▼

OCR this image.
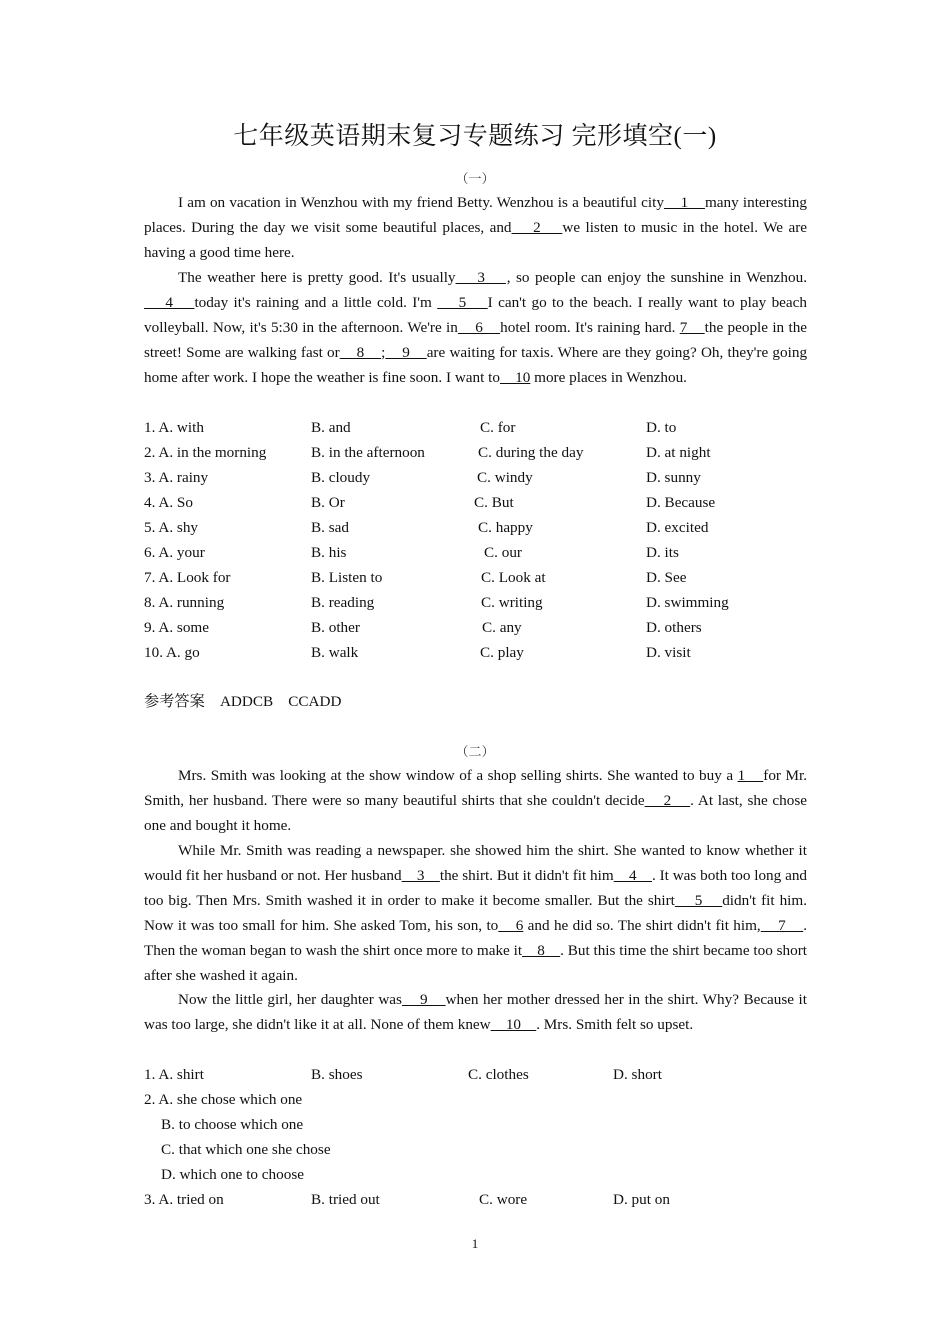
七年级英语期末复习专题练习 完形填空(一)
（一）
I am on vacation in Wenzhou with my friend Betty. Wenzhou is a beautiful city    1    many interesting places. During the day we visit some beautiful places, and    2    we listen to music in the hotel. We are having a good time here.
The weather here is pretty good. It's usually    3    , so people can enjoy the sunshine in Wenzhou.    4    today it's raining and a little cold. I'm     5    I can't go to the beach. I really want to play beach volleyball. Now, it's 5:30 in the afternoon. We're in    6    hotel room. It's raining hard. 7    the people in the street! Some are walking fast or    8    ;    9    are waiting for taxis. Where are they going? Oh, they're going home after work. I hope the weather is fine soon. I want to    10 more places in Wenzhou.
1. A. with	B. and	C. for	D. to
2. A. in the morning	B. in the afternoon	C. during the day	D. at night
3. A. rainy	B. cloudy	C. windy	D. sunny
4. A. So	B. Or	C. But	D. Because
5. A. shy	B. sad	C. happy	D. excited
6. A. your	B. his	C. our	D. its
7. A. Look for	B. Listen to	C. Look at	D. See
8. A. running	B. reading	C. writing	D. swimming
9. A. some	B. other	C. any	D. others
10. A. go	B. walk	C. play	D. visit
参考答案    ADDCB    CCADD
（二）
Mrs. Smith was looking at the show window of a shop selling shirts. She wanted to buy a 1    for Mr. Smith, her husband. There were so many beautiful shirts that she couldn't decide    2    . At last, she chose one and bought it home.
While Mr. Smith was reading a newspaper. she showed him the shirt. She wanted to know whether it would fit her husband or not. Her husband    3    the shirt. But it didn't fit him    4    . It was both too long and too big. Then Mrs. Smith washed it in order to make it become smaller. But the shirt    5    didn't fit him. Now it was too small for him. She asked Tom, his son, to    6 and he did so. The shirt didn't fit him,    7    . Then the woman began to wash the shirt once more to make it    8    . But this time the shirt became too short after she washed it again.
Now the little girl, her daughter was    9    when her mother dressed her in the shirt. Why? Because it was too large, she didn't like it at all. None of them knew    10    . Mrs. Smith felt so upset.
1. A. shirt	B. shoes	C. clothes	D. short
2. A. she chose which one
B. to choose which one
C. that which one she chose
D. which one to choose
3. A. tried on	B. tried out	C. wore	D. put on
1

▲

▶ _Do this_
State the number of lines above that hold the string "which", with nothing added.

▶ _Full answer_
4